═════ Recorded data ═════

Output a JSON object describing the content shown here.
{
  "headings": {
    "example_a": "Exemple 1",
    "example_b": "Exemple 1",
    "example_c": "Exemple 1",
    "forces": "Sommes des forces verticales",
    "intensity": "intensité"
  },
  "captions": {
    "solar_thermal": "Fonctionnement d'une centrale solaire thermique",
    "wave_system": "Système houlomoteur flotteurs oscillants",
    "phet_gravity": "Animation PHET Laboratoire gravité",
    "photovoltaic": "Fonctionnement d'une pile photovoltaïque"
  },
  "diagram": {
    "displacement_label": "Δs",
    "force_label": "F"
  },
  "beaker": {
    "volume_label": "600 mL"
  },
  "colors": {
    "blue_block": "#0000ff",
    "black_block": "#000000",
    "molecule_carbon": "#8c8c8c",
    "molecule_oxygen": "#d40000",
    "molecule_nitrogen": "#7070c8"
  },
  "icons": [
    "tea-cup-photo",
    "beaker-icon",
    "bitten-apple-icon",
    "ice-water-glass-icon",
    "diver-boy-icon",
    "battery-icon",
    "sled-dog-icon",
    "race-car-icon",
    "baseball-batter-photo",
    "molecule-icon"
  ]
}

═════

**Task requirements**
Reproduce the full set of records precisely.

**Worked solution**
Output a JSON object describing the content shown here.
{
  "headings": {
    "example_a": "Exemple 1",
    "example_b": "Exemple 1",
    "example_c": "Exemple 1",
    "forces": "Sommes des forces verticales",
    "intensity": "intensité"
  },
  "captions": {
    "solar_thermal": "Fonctionnement d'une centrale solaire thermique",
    "wave_system": "Système houlomoteur flotteurs oscillants",
    "phet_gravity": "Animation PHET Laboratoire gravité",
    "photovoltaic": "Fonctionnement d'une pile photovoltaïque"
  },
  "diagram": {
    "displacement_label": "Δs",
    "force_label": "F"
  },
  "beaker": {
    "volume_label": "600 mL"
  },
  "colors": {
    "blue_block": "#0000ff",
    "black_block": "#000000",
    "molecule_carbon": "#8c8c8c",
    "molecule_oxygen": "#d40000",
    "molecule_nitrogen": "#7070c8"
  },
  "icons": [
    "tea-cup-photo",
    "beaker-icon",
    "bitten-apple-icon",
    "ice-water-glass-icon",
    "diver-boy-icon",
    "battery-icon",
    "sled-dog-icon",
    "race-car-icon",
    "baseball-batter-photo",
    "molecule-icon"
  ]
}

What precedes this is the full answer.